Task brief -
Among the entries, which lines carry the string "xlabel"? Copy each of them.

---- Extracted entries

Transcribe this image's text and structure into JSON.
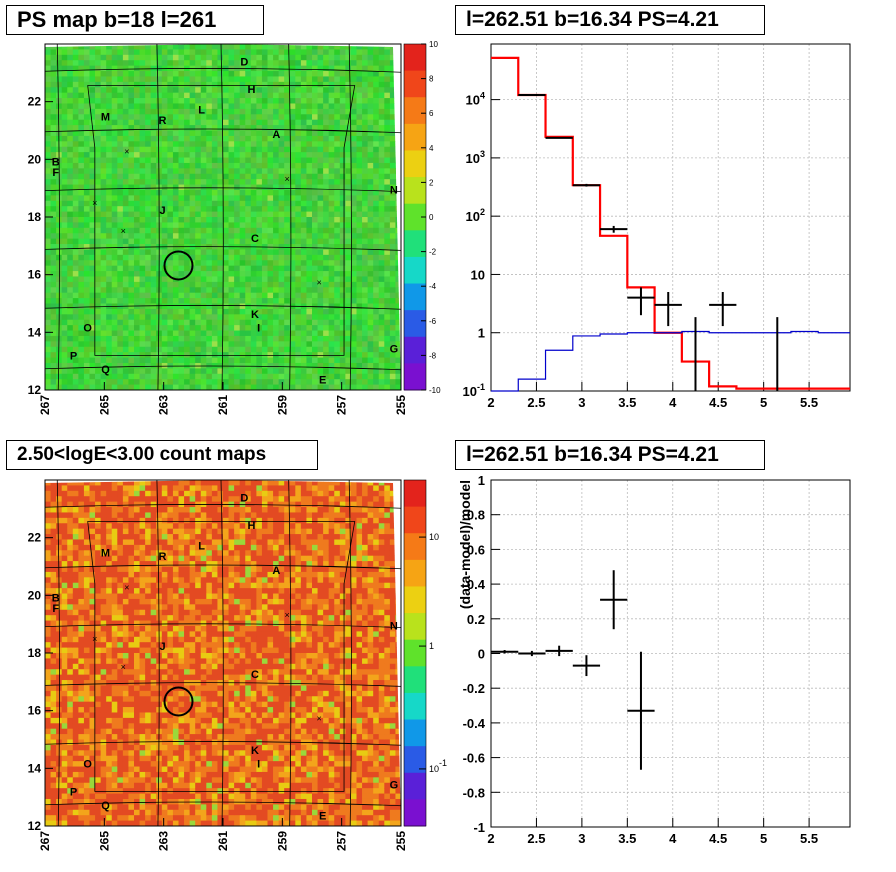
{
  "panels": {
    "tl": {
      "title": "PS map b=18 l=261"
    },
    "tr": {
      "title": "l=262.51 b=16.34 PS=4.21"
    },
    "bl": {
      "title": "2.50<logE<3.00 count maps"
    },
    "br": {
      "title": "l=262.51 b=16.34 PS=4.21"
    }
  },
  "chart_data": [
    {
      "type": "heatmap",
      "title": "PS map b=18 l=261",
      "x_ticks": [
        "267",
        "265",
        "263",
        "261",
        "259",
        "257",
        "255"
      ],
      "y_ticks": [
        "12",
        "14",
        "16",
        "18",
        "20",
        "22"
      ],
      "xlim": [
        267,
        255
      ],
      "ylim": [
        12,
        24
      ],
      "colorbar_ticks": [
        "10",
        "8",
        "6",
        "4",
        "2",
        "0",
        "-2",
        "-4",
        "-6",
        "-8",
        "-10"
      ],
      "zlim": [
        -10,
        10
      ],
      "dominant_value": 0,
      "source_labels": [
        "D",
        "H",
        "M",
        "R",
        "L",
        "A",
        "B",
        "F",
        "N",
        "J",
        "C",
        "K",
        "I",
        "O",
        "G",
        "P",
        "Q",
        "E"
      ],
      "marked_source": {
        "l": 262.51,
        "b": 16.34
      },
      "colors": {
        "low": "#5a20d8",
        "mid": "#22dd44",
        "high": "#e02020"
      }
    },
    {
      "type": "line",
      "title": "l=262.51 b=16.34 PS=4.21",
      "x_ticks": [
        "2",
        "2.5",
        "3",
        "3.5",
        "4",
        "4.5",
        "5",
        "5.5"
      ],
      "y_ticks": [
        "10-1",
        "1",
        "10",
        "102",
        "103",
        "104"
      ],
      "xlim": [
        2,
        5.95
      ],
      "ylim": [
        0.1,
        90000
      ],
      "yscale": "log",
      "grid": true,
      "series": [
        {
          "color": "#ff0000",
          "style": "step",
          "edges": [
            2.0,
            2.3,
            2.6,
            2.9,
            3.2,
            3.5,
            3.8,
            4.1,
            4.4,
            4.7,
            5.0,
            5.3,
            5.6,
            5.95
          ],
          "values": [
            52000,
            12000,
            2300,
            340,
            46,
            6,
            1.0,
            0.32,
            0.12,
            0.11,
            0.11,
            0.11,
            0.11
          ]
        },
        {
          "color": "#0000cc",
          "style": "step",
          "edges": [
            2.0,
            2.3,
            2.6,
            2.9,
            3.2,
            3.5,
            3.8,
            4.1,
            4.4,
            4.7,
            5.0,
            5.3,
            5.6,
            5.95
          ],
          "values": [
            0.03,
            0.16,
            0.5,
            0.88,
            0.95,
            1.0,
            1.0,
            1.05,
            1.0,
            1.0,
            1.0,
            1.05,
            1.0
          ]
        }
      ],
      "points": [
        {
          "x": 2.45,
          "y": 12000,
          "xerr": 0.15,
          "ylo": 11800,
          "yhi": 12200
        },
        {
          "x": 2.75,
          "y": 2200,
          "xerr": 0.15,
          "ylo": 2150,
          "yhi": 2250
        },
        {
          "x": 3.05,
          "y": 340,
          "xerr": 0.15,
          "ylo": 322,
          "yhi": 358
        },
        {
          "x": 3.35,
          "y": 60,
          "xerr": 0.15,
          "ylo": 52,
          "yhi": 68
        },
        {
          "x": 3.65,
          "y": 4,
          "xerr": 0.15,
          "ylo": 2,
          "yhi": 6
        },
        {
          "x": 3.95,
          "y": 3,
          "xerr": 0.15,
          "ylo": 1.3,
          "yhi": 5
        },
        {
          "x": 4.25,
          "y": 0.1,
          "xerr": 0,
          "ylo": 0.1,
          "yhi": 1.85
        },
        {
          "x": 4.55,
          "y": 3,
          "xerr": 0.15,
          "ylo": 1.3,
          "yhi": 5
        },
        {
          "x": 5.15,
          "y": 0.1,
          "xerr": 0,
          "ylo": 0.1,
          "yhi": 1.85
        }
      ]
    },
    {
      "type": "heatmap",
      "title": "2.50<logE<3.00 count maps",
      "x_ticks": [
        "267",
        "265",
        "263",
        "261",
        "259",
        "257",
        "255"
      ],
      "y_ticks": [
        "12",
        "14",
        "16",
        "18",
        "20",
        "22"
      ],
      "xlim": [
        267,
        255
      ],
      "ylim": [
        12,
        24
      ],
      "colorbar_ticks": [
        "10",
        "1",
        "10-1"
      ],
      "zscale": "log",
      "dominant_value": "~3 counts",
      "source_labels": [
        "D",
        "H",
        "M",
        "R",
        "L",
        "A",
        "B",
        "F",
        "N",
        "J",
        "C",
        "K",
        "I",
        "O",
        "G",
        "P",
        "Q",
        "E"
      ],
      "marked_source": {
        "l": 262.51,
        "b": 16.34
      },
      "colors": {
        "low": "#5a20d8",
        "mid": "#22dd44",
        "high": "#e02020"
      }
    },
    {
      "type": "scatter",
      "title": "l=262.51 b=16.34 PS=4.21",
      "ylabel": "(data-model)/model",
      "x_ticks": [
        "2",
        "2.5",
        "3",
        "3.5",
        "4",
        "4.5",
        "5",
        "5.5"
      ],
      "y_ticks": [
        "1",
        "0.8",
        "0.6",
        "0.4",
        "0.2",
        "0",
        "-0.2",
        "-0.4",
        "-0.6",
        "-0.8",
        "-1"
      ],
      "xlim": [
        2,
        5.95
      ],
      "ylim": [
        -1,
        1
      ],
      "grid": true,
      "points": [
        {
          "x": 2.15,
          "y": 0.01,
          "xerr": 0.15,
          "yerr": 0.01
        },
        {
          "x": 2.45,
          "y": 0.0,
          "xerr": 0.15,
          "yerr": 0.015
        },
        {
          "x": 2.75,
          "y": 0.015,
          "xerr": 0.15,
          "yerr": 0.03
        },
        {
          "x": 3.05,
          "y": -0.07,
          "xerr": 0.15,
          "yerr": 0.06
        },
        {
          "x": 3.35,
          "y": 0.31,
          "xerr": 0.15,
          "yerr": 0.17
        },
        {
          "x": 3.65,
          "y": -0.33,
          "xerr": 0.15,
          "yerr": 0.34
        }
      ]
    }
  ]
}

--------
---- Extracted entries

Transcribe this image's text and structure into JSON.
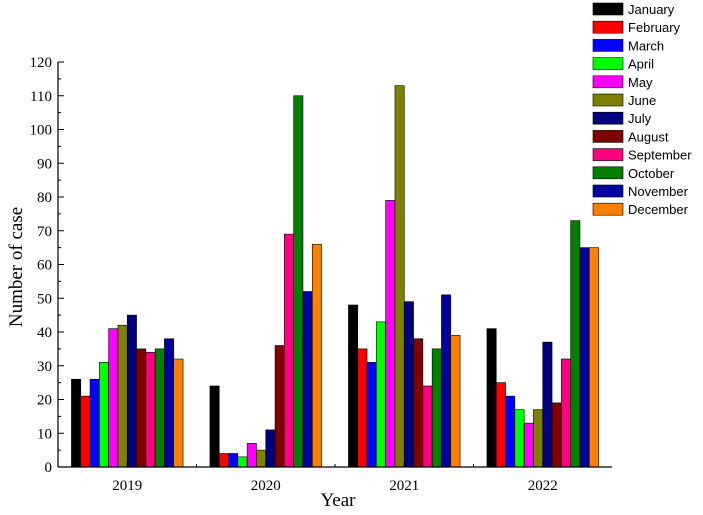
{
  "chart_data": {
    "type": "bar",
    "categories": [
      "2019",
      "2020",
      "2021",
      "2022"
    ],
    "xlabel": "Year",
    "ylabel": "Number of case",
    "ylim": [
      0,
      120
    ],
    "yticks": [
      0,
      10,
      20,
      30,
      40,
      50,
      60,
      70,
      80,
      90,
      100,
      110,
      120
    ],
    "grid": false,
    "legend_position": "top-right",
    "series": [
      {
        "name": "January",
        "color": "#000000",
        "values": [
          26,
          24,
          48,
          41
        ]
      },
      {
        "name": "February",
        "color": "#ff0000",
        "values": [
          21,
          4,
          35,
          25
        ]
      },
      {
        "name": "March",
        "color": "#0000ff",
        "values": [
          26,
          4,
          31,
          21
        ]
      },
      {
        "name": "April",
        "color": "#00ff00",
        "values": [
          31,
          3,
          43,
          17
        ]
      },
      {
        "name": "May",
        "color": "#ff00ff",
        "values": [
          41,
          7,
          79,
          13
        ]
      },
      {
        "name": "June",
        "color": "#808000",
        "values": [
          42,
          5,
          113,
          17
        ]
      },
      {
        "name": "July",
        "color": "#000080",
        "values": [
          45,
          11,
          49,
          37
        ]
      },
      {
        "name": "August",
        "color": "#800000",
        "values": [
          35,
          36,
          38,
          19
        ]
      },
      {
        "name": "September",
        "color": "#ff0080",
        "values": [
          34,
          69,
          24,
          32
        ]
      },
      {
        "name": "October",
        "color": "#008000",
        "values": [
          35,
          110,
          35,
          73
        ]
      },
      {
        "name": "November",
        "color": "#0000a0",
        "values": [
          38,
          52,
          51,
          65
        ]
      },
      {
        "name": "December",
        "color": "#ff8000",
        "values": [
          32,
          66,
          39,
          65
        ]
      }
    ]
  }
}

--------
---- Extracted entries

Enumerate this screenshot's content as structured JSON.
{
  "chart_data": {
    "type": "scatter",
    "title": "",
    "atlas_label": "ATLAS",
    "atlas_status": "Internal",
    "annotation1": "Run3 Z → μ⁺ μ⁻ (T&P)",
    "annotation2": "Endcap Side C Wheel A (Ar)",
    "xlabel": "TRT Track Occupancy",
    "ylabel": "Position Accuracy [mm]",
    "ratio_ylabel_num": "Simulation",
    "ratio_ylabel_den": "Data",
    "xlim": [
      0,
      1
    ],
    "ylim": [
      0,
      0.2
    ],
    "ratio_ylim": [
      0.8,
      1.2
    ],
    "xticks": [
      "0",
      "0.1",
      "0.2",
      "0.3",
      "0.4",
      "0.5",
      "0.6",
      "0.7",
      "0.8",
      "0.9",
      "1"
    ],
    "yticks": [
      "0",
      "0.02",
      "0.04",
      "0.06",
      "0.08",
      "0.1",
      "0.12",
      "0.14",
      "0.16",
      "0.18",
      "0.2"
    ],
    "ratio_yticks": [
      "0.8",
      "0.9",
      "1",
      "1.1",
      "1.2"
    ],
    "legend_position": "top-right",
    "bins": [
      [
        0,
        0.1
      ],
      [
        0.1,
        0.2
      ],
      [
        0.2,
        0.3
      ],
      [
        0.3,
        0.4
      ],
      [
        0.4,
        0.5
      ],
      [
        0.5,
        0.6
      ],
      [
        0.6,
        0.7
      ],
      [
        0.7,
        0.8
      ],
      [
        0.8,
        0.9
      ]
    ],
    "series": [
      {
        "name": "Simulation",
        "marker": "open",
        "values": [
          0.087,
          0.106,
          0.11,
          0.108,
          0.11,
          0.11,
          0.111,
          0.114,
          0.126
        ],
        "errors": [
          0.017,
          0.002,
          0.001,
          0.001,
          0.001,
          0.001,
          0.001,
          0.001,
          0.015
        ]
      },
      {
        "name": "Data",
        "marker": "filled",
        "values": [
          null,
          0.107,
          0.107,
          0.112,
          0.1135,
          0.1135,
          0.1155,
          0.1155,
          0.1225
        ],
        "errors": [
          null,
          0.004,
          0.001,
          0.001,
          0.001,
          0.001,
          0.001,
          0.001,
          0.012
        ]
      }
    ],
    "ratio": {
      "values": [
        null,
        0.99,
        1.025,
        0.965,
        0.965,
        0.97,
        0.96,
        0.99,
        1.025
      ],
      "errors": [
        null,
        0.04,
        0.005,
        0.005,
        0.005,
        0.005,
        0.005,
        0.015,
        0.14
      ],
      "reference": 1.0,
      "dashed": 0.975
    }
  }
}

--------

The response -
    "xlabel": "Year",
    "xlabel": "TRT Track Occupancy",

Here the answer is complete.